Raw data start

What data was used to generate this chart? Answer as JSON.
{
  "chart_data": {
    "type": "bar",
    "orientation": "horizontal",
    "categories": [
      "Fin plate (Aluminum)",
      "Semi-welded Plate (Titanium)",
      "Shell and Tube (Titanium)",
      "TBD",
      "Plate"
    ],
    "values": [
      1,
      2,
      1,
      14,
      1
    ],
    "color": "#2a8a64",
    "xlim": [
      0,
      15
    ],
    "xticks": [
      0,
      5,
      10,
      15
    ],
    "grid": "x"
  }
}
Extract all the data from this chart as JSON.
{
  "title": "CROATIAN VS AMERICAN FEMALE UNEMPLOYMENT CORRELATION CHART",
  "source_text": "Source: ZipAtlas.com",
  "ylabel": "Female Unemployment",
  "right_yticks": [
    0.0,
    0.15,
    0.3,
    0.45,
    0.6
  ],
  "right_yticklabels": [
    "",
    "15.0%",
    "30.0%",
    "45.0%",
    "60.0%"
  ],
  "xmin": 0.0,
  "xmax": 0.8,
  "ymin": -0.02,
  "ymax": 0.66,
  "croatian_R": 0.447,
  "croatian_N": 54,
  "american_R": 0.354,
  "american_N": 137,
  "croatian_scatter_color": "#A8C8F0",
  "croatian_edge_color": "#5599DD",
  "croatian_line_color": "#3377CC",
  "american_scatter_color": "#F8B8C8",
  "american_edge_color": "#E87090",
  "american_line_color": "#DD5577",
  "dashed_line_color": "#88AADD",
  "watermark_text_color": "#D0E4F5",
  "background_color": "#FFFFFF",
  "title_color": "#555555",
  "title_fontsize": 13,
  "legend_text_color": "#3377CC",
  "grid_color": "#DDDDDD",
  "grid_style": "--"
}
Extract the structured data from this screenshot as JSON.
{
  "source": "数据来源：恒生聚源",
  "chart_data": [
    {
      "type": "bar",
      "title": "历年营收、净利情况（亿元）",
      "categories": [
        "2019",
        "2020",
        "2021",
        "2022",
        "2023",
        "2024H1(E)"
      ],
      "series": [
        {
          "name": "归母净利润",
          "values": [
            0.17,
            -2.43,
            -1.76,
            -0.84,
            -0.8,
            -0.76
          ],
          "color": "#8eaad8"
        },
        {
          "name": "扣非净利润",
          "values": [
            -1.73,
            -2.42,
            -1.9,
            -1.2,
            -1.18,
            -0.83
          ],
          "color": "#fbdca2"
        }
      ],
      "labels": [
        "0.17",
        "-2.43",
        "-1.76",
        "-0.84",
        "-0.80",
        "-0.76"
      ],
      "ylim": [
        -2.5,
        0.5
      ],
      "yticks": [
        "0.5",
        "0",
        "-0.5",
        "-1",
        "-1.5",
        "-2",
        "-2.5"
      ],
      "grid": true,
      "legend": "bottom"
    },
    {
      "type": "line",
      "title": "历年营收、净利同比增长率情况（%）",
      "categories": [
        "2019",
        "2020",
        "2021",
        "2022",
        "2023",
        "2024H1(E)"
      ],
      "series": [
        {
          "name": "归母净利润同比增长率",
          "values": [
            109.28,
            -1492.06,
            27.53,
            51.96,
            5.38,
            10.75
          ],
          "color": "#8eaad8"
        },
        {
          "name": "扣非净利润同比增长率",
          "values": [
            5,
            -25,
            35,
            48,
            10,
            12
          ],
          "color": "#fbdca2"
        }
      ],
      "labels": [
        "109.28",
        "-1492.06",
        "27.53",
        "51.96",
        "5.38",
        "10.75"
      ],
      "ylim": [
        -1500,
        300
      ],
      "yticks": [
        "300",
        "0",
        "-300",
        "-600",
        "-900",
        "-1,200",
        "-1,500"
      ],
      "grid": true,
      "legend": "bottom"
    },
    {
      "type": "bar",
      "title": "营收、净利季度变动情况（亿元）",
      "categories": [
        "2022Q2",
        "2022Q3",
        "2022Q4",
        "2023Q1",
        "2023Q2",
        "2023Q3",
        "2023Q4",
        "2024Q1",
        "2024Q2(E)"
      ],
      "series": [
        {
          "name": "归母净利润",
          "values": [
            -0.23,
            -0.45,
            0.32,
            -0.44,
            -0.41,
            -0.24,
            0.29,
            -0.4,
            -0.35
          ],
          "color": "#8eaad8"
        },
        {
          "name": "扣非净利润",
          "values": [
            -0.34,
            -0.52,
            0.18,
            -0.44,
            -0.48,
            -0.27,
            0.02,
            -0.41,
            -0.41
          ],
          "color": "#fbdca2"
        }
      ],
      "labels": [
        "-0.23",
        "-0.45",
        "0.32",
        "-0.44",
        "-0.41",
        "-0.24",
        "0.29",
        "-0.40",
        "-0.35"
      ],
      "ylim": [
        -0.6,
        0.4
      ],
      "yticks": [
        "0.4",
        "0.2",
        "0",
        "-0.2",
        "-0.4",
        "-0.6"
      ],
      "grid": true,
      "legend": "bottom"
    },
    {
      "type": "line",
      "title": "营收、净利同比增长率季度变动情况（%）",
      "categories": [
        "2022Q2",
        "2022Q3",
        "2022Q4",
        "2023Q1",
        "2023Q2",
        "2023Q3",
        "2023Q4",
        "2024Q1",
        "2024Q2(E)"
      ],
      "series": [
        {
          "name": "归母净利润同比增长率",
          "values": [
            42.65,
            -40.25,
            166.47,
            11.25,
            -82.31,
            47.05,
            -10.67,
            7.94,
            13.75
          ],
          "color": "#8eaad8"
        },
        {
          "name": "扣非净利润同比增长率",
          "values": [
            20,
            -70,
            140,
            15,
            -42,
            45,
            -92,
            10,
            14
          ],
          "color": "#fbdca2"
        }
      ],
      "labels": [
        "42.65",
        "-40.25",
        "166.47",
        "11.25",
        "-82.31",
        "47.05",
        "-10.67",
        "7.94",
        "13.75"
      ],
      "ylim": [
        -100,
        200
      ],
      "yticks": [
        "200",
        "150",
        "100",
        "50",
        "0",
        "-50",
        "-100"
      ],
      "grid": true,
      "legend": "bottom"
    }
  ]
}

Raw data end

> [Stated exercise]: Gather each line in the data that holds the string "JSON".

> [In response]:
What data was used to generate this chart? Answer as JSON.
Extract all the data from this chart as JSON.
Extract the structured data from this screenshot as JSON.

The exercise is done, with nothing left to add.